Required work: Answer with one number only: the number of lines that contain "century".
— Begin —
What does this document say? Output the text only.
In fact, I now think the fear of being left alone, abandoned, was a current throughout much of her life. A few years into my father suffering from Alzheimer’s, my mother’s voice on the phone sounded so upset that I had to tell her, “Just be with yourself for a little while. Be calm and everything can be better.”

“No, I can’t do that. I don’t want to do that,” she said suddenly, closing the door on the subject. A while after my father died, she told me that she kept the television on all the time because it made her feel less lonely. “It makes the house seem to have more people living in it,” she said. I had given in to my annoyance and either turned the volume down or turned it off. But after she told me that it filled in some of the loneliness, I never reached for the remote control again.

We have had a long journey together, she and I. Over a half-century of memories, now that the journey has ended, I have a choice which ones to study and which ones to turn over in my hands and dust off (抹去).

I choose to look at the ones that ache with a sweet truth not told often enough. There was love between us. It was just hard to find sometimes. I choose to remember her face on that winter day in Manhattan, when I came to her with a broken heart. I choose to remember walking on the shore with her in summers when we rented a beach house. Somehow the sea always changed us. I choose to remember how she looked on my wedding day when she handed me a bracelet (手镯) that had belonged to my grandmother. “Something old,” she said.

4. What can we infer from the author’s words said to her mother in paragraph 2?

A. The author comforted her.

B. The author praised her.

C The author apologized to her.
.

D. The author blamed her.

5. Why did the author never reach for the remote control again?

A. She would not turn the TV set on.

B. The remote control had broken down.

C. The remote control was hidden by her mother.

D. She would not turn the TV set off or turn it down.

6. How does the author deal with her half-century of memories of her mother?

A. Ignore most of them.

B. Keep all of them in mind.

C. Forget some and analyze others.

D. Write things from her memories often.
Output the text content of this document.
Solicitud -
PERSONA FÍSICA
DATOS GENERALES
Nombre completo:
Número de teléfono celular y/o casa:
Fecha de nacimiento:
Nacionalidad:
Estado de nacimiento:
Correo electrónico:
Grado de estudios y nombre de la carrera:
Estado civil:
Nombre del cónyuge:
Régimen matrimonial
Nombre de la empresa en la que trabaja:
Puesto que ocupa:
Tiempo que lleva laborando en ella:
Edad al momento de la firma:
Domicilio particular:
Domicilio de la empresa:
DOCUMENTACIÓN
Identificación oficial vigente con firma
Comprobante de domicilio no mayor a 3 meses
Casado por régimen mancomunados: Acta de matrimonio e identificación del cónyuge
— End —
The reply: 2